*THE EXERCISE:* Find every line in the records below that holds the word "expectations", and copy each one.

*DATA FOR PROCESSING:*
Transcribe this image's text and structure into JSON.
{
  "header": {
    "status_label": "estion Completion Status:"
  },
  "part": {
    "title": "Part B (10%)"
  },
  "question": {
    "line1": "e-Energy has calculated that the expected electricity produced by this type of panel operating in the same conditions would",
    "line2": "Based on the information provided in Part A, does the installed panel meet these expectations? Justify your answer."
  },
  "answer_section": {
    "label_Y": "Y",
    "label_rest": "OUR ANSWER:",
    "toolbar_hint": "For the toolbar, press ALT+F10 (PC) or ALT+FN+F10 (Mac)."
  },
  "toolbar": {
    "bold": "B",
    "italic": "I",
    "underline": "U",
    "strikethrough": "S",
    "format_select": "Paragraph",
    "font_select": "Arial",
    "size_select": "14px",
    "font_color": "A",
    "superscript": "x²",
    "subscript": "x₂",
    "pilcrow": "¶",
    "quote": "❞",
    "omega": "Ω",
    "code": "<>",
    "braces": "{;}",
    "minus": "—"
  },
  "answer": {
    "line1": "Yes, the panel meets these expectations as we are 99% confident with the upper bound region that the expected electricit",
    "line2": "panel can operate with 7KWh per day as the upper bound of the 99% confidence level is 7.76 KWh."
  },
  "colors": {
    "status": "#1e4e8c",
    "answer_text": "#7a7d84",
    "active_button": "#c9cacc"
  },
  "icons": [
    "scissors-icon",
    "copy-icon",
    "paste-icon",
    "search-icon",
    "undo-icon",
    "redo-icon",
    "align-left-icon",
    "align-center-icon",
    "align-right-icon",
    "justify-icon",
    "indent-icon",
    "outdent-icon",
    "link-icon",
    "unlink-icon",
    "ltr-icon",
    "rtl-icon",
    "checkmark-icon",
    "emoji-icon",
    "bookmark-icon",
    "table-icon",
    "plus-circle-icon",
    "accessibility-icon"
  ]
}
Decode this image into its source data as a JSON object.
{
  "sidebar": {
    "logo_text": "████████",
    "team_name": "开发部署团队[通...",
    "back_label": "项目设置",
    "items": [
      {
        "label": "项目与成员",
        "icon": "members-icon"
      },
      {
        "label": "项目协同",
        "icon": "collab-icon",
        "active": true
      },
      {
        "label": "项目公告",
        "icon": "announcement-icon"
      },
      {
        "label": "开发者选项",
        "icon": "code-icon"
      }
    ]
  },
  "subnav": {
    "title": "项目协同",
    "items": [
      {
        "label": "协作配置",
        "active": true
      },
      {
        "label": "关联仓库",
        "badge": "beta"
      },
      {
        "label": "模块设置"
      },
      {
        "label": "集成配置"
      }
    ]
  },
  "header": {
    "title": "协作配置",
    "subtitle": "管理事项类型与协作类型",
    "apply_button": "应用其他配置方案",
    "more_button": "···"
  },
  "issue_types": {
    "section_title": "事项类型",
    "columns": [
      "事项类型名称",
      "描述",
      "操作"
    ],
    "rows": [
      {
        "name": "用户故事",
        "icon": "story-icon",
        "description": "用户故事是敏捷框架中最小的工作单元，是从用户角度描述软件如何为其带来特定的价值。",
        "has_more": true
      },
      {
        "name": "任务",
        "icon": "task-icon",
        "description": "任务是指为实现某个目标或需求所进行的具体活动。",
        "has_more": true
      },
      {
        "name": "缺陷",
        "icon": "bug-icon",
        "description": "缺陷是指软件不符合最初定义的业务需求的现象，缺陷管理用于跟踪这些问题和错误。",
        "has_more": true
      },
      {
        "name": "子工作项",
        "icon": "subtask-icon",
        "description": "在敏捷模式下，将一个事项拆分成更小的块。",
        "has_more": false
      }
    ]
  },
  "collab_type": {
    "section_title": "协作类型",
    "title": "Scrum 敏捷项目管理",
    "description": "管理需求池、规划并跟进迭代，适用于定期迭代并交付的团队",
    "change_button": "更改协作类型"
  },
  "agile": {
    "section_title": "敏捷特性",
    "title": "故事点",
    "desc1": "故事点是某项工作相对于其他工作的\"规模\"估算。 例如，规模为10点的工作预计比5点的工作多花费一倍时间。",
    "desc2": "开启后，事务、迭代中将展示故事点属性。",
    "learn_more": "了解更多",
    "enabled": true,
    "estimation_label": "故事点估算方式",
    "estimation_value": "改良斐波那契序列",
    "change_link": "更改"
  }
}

*OUTPUT OF THE TASK:*
    "line2": "Based on the information provided in Part A, does the installed panel meet these expectations? Justify your answer."
    "line1": "Yes, the panel meets these expectations as we are 99% confident with the upper bound region that the expected electricit",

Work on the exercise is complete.